─── Data

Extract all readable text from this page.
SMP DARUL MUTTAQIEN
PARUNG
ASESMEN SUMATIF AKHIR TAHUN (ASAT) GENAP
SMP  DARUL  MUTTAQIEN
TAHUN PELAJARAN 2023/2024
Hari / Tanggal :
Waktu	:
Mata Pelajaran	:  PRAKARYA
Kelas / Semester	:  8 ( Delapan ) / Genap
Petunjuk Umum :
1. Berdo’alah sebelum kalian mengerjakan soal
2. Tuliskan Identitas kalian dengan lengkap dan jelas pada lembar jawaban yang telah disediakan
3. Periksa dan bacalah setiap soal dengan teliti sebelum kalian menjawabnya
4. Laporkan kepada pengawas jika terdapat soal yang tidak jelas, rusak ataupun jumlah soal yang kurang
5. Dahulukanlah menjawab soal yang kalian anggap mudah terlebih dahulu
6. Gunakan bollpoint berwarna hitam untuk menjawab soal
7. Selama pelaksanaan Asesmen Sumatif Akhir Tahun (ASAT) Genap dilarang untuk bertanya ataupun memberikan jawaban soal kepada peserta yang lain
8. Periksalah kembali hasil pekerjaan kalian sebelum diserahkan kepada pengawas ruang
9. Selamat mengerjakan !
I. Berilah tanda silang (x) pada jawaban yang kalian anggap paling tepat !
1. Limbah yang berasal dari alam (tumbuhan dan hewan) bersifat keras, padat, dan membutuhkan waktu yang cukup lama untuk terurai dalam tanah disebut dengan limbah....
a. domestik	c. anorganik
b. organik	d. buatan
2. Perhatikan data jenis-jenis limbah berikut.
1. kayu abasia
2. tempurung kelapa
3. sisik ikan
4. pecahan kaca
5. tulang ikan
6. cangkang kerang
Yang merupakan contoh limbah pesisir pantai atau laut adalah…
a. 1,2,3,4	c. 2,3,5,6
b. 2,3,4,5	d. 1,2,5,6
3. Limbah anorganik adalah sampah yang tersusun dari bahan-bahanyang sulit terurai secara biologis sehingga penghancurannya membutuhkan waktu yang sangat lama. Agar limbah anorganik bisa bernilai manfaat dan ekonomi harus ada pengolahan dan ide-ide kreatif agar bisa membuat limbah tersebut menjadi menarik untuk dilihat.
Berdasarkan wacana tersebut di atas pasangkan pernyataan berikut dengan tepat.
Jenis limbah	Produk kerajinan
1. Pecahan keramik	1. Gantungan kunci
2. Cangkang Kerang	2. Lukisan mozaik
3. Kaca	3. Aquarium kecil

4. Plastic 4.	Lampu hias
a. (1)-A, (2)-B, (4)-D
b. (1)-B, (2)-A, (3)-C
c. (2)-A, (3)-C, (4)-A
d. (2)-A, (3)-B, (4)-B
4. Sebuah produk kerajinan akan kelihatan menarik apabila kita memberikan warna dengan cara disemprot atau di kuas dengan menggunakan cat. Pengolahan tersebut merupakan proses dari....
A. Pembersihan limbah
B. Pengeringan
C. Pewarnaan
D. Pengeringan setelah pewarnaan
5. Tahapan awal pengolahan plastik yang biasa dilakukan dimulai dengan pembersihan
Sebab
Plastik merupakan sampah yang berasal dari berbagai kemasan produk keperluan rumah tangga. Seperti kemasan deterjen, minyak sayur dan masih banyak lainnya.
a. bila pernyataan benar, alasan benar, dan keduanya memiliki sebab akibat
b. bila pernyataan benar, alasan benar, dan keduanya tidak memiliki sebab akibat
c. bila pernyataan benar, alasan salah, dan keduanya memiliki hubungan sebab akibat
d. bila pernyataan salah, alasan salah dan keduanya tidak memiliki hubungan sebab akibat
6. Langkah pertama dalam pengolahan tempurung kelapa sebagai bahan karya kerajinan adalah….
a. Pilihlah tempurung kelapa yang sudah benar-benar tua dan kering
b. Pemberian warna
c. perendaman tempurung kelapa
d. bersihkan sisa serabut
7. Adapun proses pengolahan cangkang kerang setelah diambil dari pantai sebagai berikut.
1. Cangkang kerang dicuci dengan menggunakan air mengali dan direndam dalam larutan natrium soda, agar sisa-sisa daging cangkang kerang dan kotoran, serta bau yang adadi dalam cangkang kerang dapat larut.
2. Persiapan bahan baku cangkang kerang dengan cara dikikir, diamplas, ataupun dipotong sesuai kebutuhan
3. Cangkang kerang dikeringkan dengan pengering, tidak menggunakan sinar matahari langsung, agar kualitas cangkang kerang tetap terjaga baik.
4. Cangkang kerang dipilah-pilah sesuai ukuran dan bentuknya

──────
─── Data

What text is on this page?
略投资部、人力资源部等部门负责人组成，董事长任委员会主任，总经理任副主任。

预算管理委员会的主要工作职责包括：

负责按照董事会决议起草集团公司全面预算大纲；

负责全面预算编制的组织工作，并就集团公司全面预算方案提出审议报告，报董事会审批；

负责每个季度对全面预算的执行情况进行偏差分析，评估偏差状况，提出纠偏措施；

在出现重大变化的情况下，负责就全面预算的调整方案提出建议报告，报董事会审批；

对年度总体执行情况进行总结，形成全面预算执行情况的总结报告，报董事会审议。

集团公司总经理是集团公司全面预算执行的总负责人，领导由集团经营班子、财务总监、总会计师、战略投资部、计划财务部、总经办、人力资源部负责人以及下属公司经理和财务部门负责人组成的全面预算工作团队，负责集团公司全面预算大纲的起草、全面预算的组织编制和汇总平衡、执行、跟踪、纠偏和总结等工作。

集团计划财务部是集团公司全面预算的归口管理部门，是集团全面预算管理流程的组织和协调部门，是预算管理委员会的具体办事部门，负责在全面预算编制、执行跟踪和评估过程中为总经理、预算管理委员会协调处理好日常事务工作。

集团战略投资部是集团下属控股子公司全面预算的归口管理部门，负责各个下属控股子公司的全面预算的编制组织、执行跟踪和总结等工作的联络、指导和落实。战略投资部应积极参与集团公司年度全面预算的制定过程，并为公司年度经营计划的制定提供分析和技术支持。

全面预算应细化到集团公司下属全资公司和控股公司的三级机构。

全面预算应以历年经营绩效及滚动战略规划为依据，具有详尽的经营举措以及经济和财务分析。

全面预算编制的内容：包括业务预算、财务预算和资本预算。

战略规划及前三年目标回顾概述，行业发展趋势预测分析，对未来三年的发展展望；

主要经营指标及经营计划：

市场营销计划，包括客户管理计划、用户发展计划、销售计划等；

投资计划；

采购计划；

──────

Return the number of lines that include the word "membutuhkan", and nothing else.

** Task result **
2